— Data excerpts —
....................

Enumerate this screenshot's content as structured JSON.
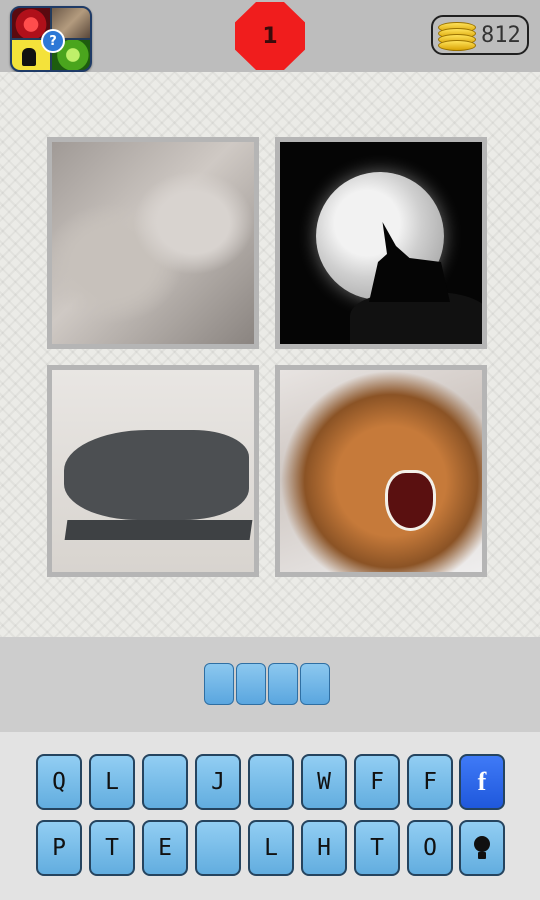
{
  "header": {
    "level": "1",
    "coins": "812"
  },
  "images": [
    {
      "name": "stone-wolves"
    },
    {
      "name": "wolf-howling-moon"
    },
    {
      "name": "capitoline-wolf-statue"
    },
    {
      "name": "snarling-wolf"
    }
  ],
  "answer": {
    "slots": [
      "",
      "",
      "",
      ""
    ]
  },
  "keyboard": {
    "row1": [
      "Q",
      "L",
      "",
      "J",
      "",
      "W",
      "F",
      "F"
    ],
    "row2": [
      "P",
      "T",
      "E",
      "",
      "L",
      "H",
      "T",
      "O"
    ],
    "facebook_label": "f",
    "hint_icon": "lightbulb-icon"
  },
  "colors": {
    "key_blue": "#62addf",
    "facebook_blue": "#1f58dc",
    "level_red": "#f01d1d",
    "coin_gold": "#ffd23a"
  }
}
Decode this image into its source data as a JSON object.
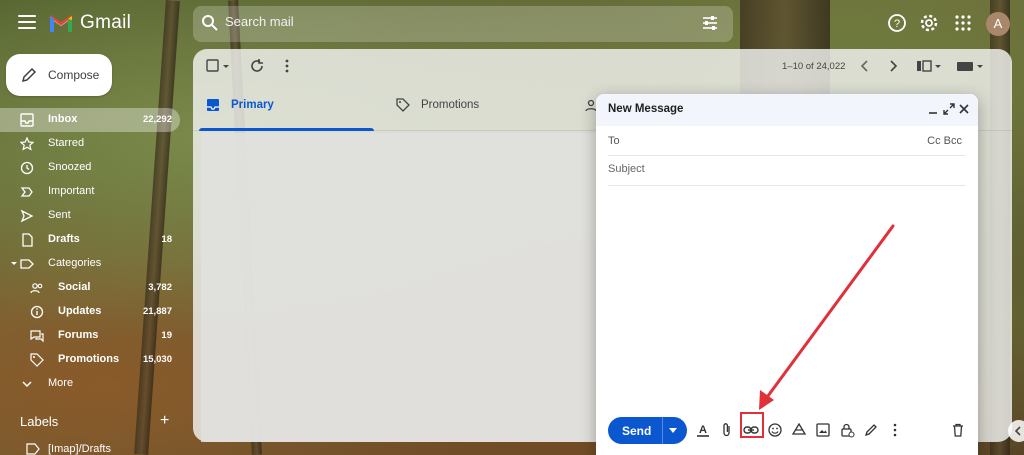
{
  "app": {
    "name": "Gmail",
    "avatar_initial": "A"
  },
  "search": {
    "placeholder": "Search mail"
  },
  "compose": {
    "label": "Compose"
  },
  "sidebar": {
    "items": [
      {
        "label": "Inbox",
        "count": "22,292",
        "icon": "inbox-icon"
      },
      {
        "label": "Starred",
        "count": "",
        "icon": "star-icon"
      },
      {
        "label": "Snoozed",
        "count": "",
        "icon": "clock-icon"
      },
      {
        "label": "Important",
        "count": "",
        "icon": "important-icon"
      },
      {
        "label": "Sent",
        "count": "",
        "icon": "send-icon"
      },
      {
        "label": "Drafts",
        "count": "18",
        "icon": "draft-icon"
      },
      {
        "label": "Categories",
        "count": "",
        "icon": "label-icon"
      },
      {
        "label": "Social",
        "count": "3,782",
        "icon": "people-icon"
      },
      {
        "label": "Updates",
        "count": "21,887",
        "icon": "info-icon"
      },
      {
        "label": "Forums",
        "count": "19",
        "icon": "forum-icon"
      },
      {
        "label": "Promotions",
        "count": "15,030",
        "icon": "tag-icon"
      },
      {
        "label": "More",
        "count": "",
        "icon": "chevron-down-icon"
      }
    ],
    "labels_heading": "Labels",
    "labels_items": [
      {
        "label": "[Imap]/Drafts"
      }
    ]
  },
  "toolbar": {
    "pagination": "1–10 of 24,022"
  },
  "tabs": [
    {
      "label": "Primary"
    },
    {
      "label": "Promotions"
    }
  ],
  "compose_dialog": {
    "title": "New Message",
    "to_label": "To",
    "cc_bcc": "Cc Bcc",
    "subject_placeholder": "Subject",
    "send_label": "Send"
  },
  "colors": {
    "accent": "#0b57d0",
    "highlight": "#e0303a"
  }
}
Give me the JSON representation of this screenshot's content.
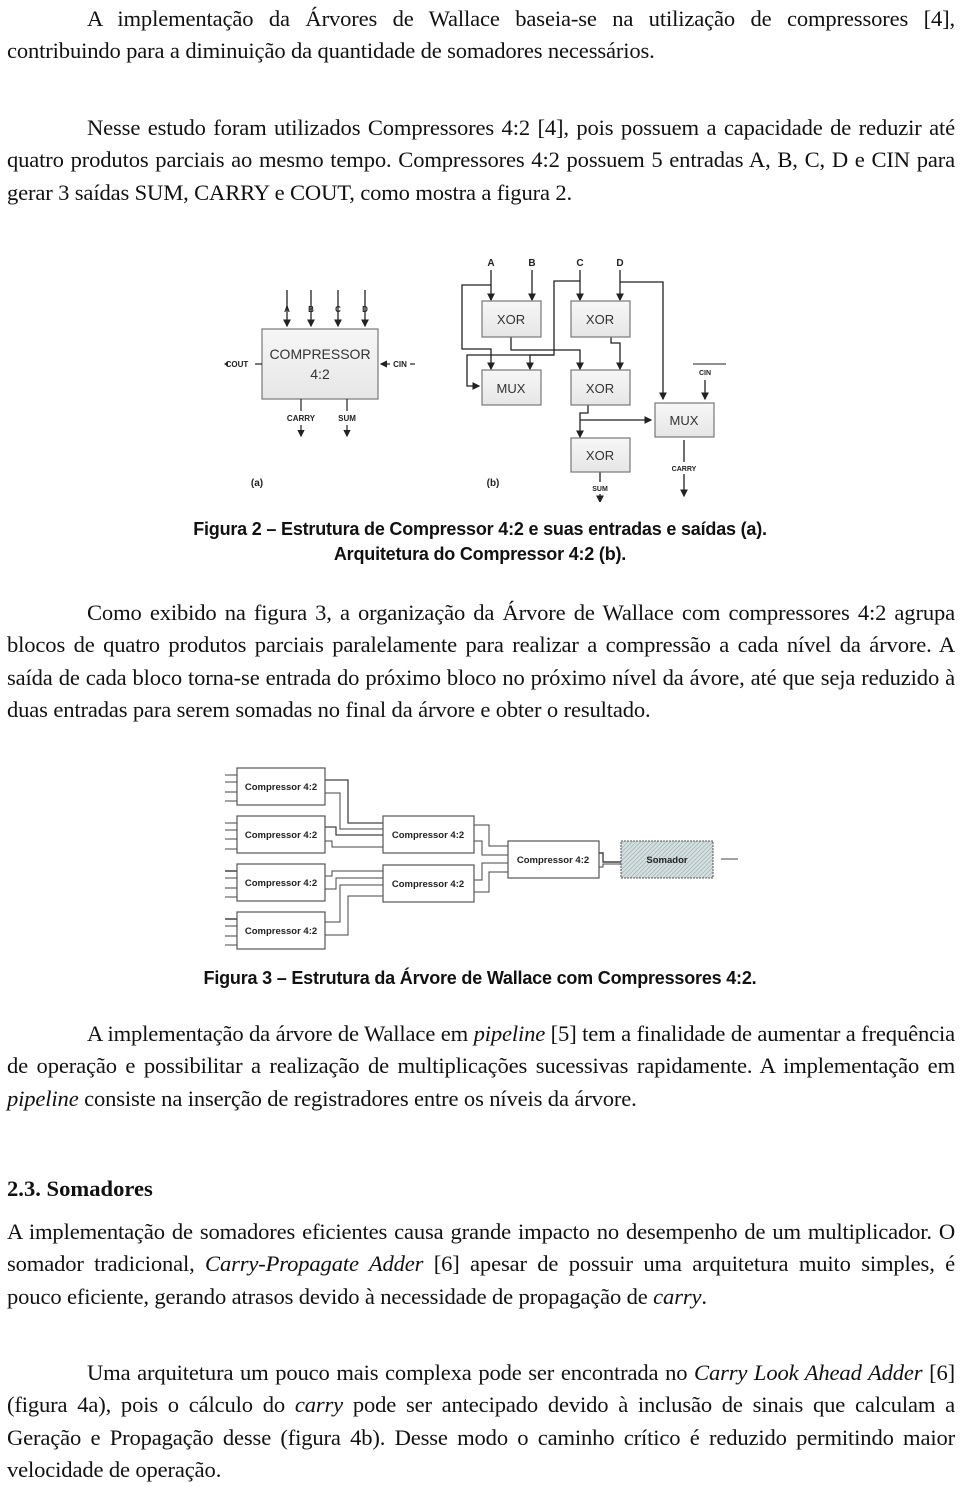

....................

— Given exercise —
Pick out the lines above containing the word "this", then copy them.

— Written solution —
Enumerate this screenshot's content as structured JSON.
Decode this image into its source data as a JSON object.
Give me the JSON representation of this screenshot's content.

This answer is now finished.